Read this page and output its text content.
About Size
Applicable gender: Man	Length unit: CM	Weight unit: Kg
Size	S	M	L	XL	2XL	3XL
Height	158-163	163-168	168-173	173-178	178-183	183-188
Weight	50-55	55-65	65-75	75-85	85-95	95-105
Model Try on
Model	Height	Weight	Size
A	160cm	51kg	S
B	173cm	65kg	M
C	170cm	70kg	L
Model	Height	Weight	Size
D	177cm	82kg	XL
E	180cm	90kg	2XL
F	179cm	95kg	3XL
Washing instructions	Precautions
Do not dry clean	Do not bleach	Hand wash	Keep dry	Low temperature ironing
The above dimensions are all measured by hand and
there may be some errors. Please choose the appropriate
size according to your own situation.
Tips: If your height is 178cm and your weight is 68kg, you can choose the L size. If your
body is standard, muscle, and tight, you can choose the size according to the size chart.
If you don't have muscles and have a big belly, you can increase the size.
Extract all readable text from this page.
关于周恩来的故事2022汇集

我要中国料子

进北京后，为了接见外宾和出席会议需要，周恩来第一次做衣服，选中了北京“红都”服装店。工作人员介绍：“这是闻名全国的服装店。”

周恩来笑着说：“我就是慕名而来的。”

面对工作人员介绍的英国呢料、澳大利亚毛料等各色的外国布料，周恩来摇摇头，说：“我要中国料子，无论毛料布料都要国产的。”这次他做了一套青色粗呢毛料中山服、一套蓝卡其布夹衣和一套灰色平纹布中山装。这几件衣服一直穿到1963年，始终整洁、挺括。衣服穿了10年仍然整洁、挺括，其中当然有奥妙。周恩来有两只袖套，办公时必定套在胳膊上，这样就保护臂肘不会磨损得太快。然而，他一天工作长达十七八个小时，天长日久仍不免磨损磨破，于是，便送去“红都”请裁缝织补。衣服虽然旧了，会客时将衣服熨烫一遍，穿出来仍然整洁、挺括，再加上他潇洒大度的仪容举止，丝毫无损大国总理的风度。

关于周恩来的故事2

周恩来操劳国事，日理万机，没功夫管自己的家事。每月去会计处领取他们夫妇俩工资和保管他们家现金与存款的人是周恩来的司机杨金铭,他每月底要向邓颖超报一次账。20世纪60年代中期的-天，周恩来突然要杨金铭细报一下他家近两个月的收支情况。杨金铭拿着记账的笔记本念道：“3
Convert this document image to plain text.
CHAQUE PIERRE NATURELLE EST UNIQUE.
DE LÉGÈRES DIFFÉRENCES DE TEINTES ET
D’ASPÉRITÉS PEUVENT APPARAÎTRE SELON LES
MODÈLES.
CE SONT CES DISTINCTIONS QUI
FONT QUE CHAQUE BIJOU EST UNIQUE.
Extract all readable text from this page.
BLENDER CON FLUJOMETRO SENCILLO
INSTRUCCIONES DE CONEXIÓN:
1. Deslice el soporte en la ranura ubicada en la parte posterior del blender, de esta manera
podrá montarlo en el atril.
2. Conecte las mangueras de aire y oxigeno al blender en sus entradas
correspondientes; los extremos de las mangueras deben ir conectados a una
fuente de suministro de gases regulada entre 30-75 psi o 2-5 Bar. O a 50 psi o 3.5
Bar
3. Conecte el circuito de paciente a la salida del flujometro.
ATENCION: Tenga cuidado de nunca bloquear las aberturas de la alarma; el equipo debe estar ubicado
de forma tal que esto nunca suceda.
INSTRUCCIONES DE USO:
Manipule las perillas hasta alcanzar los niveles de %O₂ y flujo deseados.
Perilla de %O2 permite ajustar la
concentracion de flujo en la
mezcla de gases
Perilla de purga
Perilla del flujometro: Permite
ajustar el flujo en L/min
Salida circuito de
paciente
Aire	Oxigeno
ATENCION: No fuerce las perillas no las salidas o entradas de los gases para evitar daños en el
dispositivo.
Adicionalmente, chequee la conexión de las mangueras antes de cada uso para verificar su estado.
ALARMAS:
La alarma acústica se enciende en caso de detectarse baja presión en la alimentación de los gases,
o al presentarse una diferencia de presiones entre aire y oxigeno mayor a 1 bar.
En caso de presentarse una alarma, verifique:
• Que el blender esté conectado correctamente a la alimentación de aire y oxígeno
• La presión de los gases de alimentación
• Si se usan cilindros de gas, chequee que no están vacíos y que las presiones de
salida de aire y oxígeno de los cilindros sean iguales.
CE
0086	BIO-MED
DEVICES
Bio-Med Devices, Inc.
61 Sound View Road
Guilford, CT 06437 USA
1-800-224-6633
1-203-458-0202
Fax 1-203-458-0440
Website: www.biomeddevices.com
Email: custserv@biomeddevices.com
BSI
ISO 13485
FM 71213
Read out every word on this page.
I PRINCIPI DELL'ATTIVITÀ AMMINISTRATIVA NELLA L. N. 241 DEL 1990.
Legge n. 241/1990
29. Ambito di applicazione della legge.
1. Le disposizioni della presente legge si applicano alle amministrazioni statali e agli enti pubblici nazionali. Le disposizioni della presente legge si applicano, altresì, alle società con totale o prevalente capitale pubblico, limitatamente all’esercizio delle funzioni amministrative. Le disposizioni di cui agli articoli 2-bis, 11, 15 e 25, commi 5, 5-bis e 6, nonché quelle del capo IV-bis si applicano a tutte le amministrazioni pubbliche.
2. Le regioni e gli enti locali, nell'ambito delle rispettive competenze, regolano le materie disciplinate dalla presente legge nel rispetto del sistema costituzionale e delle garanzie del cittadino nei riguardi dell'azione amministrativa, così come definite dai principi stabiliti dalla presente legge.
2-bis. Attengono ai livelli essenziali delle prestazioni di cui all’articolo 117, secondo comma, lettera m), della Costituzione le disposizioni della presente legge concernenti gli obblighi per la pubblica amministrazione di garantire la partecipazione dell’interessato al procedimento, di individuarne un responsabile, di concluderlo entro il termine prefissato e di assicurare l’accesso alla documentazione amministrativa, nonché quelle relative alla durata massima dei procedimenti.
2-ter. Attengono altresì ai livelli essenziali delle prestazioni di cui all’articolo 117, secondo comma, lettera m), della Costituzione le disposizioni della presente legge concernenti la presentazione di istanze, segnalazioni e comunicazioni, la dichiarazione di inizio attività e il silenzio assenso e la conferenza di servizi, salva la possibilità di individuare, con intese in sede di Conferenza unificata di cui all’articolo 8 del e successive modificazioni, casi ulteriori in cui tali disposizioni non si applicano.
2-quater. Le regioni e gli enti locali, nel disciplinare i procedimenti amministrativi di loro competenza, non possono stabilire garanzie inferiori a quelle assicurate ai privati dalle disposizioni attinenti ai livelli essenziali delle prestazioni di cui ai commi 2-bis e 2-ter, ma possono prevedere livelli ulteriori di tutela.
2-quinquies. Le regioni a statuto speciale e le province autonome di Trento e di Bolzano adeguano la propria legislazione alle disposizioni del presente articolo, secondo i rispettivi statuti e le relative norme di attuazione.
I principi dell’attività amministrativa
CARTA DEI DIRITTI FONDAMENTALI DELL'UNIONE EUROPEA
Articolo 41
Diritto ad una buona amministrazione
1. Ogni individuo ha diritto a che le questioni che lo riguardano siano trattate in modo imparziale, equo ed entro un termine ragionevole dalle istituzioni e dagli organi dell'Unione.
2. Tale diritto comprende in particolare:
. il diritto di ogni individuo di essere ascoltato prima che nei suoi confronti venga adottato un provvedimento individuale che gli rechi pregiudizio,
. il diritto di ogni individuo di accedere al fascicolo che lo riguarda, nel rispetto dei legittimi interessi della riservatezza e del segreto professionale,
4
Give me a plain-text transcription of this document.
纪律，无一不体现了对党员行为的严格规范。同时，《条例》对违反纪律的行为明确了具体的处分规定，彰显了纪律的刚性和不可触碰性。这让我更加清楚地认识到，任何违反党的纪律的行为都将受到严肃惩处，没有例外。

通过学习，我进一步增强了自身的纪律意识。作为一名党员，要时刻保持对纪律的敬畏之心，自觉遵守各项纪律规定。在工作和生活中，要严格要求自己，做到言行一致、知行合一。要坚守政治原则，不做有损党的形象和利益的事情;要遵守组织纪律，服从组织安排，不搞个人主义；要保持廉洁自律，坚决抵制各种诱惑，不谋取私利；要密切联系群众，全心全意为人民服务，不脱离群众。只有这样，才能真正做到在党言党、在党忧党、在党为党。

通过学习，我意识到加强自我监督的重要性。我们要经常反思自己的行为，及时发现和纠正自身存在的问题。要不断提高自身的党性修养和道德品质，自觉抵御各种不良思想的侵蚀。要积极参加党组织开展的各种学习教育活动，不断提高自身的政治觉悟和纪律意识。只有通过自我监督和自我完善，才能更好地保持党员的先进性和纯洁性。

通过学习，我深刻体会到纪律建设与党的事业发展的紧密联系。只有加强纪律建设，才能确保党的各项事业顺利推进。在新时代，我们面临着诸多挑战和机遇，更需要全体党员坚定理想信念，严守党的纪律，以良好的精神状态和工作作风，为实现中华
------------------------------------
Exercise instructions: Count every line above that holds the word "according", and state the number and nothing more.

Reply to the exercise: 2